** begin **

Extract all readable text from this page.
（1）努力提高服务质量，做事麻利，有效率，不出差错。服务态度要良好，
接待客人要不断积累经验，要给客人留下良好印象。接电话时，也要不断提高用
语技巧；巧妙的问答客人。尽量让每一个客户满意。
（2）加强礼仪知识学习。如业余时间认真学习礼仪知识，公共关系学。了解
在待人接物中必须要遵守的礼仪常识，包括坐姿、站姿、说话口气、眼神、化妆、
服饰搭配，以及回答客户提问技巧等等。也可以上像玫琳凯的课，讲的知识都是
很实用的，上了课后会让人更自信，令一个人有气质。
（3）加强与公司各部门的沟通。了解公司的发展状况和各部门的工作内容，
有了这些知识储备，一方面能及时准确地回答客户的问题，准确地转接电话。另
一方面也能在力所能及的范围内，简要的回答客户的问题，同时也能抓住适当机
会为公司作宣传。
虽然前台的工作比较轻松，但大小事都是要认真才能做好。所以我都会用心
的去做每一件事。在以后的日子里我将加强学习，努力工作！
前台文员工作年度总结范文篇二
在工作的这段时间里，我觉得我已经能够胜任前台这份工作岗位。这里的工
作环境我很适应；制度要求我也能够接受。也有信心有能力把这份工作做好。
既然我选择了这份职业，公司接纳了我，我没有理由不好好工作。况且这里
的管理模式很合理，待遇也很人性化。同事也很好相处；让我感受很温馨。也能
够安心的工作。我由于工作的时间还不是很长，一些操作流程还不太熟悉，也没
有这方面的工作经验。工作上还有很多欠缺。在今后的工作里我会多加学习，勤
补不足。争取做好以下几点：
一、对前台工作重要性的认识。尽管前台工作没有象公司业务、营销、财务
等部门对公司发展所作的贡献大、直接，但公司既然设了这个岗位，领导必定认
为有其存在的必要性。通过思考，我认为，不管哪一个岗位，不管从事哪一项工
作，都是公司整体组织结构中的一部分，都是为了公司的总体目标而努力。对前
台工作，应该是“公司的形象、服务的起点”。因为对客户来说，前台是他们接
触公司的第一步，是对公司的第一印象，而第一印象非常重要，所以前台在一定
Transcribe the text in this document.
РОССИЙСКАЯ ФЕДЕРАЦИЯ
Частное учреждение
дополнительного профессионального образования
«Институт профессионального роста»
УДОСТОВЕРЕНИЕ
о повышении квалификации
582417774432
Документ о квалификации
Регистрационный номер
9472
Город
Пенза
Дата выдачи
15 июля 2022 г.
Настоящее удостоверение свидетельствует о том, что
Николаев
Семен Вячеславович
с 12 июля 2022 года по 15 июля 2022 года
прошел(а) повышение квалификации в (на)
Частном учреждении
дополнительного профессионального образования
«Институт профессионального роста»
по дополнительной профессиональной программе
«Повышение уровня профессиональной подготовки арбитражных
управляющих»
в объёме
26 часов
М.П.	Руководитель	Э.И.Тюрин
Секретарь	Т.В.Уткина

** end **

## YOUR INSTRUCTIONS:
Check each line above for the string "июля" and show the ones that have it.

## OUTPUT BELOW:
15 июля 2022 г.
с 12 июля 2022 года по 15 июля 2022 года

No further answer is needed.